BEGIN RECORDS FOR THIS EXERCISE

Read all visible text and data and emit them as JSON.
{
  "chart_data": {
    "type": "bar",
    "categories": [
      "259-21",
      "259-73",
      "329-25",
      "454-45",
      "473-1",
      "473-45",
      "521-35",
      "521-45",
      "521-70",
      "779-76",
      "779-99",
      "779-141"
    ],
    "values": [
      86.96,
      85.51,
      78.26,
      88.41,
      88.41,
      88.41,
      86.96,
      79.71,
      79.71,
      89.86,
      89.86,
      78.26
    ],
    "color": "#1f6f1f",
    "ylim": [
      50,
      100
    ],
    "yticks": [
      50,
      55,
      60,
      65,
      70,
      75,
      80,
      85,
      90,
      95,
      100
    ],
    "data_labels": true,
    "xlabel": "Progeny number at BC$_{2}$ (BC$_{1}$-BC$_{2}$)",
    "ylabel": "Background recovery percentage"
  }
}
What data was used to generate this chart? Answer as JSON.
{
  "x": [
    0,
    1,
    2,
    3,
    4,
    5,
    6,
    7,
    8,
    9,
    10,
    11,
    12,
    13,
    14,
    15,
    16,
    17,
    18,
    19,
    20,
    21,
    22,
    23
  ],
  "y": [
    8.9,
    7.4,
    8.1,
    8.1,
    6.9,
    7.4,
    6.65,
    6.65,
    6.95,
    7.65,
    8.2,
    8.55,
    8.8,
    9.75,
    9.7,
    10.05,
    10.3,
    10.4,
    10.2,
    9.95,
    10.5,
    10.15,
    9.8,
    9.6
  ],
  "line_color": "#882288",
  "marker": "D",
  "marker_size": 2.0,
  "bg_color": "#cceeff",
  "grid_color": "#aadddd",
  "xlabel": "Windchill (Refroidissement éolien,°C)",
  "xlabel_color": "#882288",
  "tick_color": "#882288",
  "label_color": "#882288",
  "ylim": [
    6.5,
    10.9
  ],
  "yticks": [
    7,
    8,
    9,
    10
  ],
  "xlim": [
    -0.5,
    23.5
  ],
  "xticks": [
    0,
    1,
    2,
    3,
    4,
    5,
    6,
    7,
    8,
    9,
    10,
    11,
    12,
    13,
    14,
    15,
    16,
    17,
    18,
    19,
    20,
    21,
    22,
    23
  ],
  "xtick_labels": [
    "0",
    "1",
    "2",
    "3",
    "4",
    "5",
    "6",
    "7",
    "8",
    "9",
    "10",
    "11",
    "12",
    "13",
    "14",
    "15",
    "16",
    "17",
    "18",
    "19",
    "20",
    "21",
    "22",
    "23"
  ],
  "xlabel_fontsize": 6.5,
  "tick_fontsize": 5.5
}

END RECORDS FOR THIS EXERCISE

== WRITTEN EXERCISE ==
Repeat the listing exactly, from its first line to its last.

== EXERCISE RESULT ==
Read all visible text and data and emit them as JSON.
{
  "chart_data": {
    "type": "bar",
    "categories": [
      "259-21",
      "259-73",
      "329-25",
      "454-45",
      "473-1",
      "473-45",
      "521-35",
      "521-45",
      "521-70",
      "779-76",
      "779-99",
      "779-141"
    ],
    "values": [
      86.96,
      85.51,
      78.26,
      88.41,
      88.41,
      88.41,
      86.96,
      79.71,
      79.71,
      89.86,
      89.86,
      78.26
    ],
    "color": "#1f6f1f",
    "ylim": [
      50,
      100
    ],
    "yticks": [
      50,
      55,
      60,
      65,
      70,
      75,
      80,
      85,
      90,
      95,
      100
    ],
    "data_labels": true,
    "xlabel": "Progeny number at BC$_{2}$ (BC$_{1}$-BC$_{2}$)",
    "ylabel": "Background recovery percentage"
  }
}
What data was used to generate this chart? Answer as JSON.
{
  "x": [
    0,
    1,
    2,
    3,
    4,
    5,
    6,
    7,
    8,
    9,
    10,
    11,
    12,
    13,
    14,
    15,
    16,
    17,
    18,
    19,
    20,
    21,
    22,
    23
  ],
  "y": [
    8.9,
    7.4,
    8.1,
    8.1,
    6.9,
    7.4,
    6.65,
    6.65,
    6.95,
    7.65,
    8.2,
    8.55,
    8.8,
    9.75,
    9.7,
    10.05,
    10.3,
    10.4,
    10.2,
    9.95,
    10.5,
    10.15,
    9.8,
    9.6
  ],
  "line_color": "#882288",
  "marker": "D",
  "marker_size": 2.0,
  "bg_color": "#cceeff",
  "grid_color": "#aadddd",
  "xlabel": "Windchill (Refroidissement éolien,°C)",
  "xlabel_color": "#882288",
  "tick_color": "#882288",
  "label_color": "#882288",
  "ylim": [
    6.5,
    10.9
  ],
  "yticks": [
    7,
    8,
    9,
    10
  ],
  "xlim": [
    -0.5,
    23.5
  ],
  "xticks": [
    0,
    1,
    2,
    3,
    4,
    5,
    6,
    7,
    8,
    9,
    10,
    11,
    12,
    13,
    14,
    15,
    16,
    17,
    18,
    19,
    20,
    21,
    22,
    23
  ],
  "xtick_labels": [
    "0",
    "1",
    "2",
    "3",
    "4",
    "5",
    "6",
    "7",
    "8",
    "9",
    "10",
    "11",
    "12",
    "13",
    "14",
    "15",
    "16",
    "17",
    "18",
    "19",
    "20",
    "21",
    "22",
    "23"
  ],
  "xlabel_fontsize": 6.5,
  "tick_fontsize": 5.5
}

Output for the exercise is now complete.